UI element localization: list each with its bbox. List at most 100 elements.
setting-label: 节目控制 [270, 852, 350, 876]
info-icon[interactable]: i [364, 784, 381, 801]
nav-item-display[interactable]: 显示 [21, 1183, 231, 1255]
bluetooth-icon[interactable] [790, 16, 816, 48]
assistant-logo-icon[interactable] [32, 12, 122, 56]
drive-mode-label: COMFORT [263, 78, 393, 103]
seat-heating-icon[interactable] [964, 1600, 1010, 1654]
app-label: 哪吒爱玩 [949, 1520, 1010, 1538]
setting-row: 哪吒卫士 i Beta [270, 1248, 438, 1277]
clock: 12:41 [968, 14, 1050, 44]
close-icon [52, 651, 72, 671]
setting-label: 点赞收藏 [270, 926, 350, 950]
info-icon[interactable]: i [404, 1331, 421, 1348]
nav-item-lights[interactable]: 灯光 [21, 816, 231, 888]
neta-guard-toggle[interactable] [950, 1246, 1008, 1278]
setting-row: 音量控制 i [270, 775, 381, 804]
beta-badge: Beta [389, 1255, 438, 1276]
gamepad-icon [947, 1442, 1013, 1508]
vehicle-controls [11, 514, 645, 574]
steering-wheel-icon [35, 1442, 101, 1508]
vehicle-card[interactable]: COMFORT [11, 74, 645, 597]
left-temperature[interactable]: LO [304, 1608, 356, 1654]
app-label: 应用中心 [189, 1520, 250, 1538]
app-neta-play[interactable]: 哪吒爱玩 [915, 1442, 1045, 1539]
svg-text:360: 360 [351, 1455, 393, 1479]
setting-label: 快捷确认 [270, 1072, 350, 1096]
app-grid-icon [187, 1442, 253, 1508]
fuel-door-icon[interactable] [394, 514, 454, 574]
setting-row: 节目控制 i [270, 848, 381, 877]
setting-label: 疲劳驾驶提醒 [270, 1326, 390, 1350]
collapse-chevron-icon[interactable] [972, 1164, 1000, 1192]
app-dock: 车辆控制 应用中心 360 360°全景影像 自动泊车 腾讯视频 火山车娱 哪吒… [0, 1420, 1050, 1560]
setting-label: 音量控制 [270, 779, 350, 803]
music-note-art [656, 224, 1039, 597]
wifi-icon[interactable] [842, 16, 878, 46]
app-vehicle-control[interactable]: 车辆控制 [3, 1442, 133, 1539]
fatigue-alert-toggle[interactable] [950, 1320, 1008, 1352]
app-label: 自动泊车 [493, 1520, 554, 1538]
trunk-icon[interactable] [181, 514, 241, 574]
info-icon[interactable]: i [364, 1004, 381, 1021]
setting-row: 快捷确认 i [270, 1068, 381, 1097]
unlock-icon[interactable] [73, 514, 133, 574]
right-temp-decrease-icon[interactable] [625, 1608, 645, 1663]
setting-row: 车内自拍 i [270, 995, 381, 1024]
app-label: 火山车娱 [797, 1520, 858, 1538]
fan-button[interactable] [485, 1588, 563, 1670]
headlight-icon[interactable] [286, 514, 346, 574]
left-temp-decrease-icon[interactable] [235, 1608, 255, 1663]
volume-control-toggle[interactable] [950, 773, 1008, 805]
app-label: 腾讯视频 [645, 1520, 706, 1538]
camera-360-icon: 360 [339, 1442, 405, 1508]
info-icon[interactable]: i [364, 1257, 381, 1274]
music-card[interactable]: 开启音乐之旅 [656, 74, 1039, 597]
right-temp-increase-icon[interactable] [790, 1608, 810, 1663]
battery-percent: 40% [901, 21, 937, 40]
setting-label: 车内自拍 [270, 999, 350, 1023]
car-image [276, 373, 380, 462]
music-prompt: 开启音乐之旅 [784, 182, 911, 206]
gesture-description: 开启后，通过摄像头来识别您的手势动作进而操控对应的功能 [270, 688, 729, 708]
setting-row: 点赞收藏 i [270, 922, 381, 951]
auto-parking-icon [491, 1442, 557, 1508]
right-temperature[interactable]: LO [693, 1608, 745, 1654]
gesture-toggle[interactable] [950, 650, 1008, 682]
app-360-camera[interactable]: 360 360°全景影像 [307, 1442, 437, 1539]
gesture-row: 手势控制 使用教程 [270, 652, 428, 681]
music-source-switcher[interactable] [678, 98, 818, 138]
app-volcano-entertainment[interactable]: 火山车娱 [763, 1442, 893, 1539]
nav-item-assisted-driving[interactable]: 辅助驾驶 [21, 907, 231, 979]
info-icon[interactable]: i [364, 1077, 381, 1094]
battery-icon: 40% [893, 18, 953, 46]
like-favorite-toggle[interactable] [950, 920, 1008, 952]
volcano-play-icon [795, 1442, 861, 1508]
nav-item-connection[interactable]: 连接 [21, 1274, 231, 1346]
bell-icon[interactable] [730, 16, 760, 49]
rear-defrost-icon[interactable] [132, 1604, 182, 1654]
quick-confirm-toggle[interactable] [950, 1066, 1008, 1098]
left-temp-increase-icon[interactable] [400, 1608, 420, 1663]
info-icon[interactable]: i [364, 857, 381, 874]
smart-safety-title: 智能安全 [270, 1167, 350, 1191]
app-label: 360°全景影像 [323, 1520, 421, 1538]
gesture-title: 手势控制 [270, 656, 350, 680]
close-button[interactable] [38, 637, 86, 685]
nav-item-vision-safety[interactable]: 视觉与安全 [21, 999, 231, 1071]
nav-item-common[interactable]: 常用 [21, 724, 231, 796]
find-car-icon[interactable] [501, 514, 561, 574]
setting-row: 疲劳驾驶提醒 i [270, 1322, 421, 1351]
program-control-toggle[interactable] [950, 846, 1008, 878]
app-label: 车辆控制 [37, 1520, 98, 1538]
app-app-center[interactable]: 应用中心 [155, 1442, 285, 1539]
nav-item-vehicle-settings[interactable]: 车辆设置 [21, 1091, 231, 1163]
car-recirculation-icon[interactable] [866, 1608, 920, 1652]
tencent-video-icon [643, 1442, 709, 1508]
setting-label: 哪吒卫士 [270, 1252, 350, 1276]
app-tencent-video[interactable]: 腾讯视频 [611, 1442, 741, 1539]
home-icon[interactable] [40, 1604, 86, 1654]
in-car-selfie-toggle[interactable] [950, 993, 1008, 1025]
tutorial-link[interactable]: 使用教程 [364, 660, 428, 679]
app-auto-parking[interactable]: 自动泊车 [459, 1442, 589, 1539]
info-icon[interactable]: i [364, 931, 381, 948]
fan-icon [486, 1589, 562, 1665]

------------------------------------------------------------------------

**YOUR OBJECTIVE**
Rewrite the items above, putting "help-icon" wherever "info-icon" appears and keeping everything else the same.

**REPLY**
UI element localization: list each with its bbox. List at most 100 elements.
setting-label: 节目控制 [270, 852, 350, 876]
help-icon[interactable]: i [364, 784, 381, 801]
nav-item-display[interactable]: 显示 [21, 1183, 231, 1255]
bluetooth-icon[interactable] [790, 16, 816, 48]
assistant-logo-icon[interactable] [32, 12, 122, 56]
drive-mode-label: COMFORT [263, 78, 393, 103]
seat-heating-icon[interactable] [964, 1600, 1010, 1654]
app-label: 哪吒爱玩 [949, 1520, 1010, 1538]
setting-row: 哪吒卫士 i Beta [270, 1248, 438, 1277]
clock: 12:41 [968, 14, 1050, 44]
close-icon [52, 651, 72, 671]
setting-label: 点赞收藏 [270, 926, 350, 950]
help-icon[interactable]: i [404, 1331, 421, 1348]
nav-item-lights[interactable]: 灯光 [21, 816, 231, 888]
neta-guard-toggle[interactable] [950, 1246, 1008, 1278]
setting-row: 音量控制 i [270, 775, 381, 804]
beta-badge: Beta [389, 1255, 438, 1276]
gamepad-icon [947, 1442, 1013, 1508]
vehicle-controls [11, 514, 645, 574]
steering-wheel-icon [35, 1442, 101, 1508]
vehicle-card[interactable]: COMFORT [11, 74, 645, 597]
left-temperature[interactable]: LO [304, 1608, 356, 1654]
app-label: 应用中心 [189, 1520, 250, 1538]
app-neta-play[interactable]: 哪吒爱玩 [915, 1442, 1045, 1539]
svg-text:360: 360 [351, 1455, 393, 1479]
setting-label: 快捷确认 [270, 1072, 350, 1096]
app-grid-icon [187, 1442, 253, 1508]
fuel-door-icon[interactable] [394, 514, 454, 574]
setting-row: 节目控制 i [270, 848, 381, 877]
setting-label: 疲劳驾驶提醒 [270, 1326, 390, 1350]
collapse-chevron-icon[interactable] [972, 1164, 1000, 1192]
app-dock: 车辆控制 应用中心 360 360°全景影像 自动泊车 腾讯视频 火山车娱 哪吒… [0, 1420, 1050, 1560]
setting-label: 音量控制 [270, 779, 350, 803]
music-note-art [656, 224, 1039, 597]
wifi-icon[interactable] [842, 16, 878, 46]
app-vehicle-control[interactable]: 车辆控制 [3, 1442, 133, 1539]
fatigue-alert-toggle[interactable] [950, 1320, 1008, 1352]
app-label: 自动泊车 [493, 1520, 554, 1538]
trunk-icon[interactable] [181, 514, 241, 574]
help-icon[interactable]: i [364, 1004, 381, 1021]
setting-row: 快捷确认 i [270, 1068, 381, 1097]
unlock-icon[interactable] [73, 514, 133, 574]
right-temp-decrease-icon[interactable] [625, 1608, 645, 1663]
setting-row: 车内自拍 i [270, 995, 381, 1024]
app-label: 火山车娱 [797, 1520, 858, 1538]
fan-button[interactable] [485, 1588, 563, 1670]
headlight-icon[interactable] [286, 514, 346, 574]
left-temp-decrease-icon[interactable] [235, 1608, 255, 1663]
volume-control-toggle[interactable] [950, 773, 1008, 805]
app-label: 腾讯视频 [645, 1520, 706, 1538]
camera-360-icon: 360 [339, 1442, 405, 1508]
help-icon[interactable]: i [364, 1257, 381, 1274]
music-card[interactable]: 开启音乐之旅 [656, 74, 1039, 597]
right-temp-increase-icon[interactable] [790, 1608, 810, 1663]
battery-percent: 40% [901, 21, 937, 40]
setting-label: 车内自拍 [270, 999, 350, 1023]
car-image [276, 373, 380, 462]
music-prompt: 开启音乐之旅 [784, 182, 911, 206]
gesture-description: 开启后，通过摄像头来识别您的手势动作进而操控对应的功能 [270, 688, 729, 708]
setting-row: 点赞收藏 i [270, 922, 381, 951]
auto-parking-icon [491, 1442, 557, 1508]
right-temperature[interactable]: LO [693, 1608, 745, 1654]
gesture-toggle[interactable] [950, 650, 1008, 682]
app-360-camera[interactable]: 360 360°全景影像 [307, 1442, 437, 1539]
gesture-row: 手势控制 使用教程 [270, 652, 428, 681]
music-source-switcher[interactable] [678, 98, 818, 138]
app-volcano-entertainment[interactable]: 火山车娱 [763, 1442, 893, 1539]
nav-item-assisted-driving[interactable]: 辅助驾驶 [21, 907, 231, 979]
help-icon[interactable]: i [364, 1077, 381, 1094]
battery-icon: 40% [893, 18, 953, 46]
like-favorite-toggle[interactable] [950, 920, 1008, 952]
volcano-play-icon [795, 1442, 861, 1508]
nav-item-connection[interactable]: 连接 [21, 1274, 231, 1346]
bell-icon[interactable] [730, 16, 760, 49]
rear-defrost-icon[interactable] [132, 1604, 182, 1654]
quick-confirm-toggle[interactable] [950, 1066, 1008, 1098]
left-temp-increase-icon[interactable] [400, 1608, 420, 1663]
help-icon[interactable]: i [364, 857, 381, 874]
smart-safety-title: 智能安全 [270, 1167, 350, 1191]
app-label: 360°全景影像 [323, 1520, 421, 1538]
gesture-title: 手势控制 [270, 656, 350, 680]
close-button[interactable] [38, 637, 86, 685]
nav-item-vision-safety[interactable]: 视觉与安全 [21, 999, 231, 1071]
nav-item-common[interactable]: 常用 [21, 724, 231, 796]
find-car-icon[interactable] [501, 514, 561, 574]
setting-row: 疲劳驾驶提醒 i [270, 1322, 421, 1351]
program-control-toggle[interactable] [950, 846, 1008, 878]
app-label: 车辆控制 [37, 1520, 98, 1538]
app-app-center[interactable]: 应用中心 [155, 1442, 285, 1539]
nav-item-vehicle-settings[interactable]: 车辆设置 [21, 1091, 231, 1163]
car-recirculation-icon[interactable] [866, 1608, 920, 1652]
tencent-video-icon [643, 1442, 709, 1508]
setting-label: 哪吒卫士 [270, 1252, 350, 1276]
app-tencent-video[interactable]: 腾讯视频 [611, 1442, 741, 1539]
home-icon[interactable] [40, 1604, 86, 1654]
in-car-selfie-toggle[interactable] [950, 993, 1008, 1025]
tutorial-link[interactable]: 使用教程 [364, 660, 428, 679]
app-auto-parking[interactable]: 自动泊车 [459, 1442, 589, 1539]
help-icon[interactable]: i [364, 931, 381, 948]
fan-icon [486, 1589, 562, 1665]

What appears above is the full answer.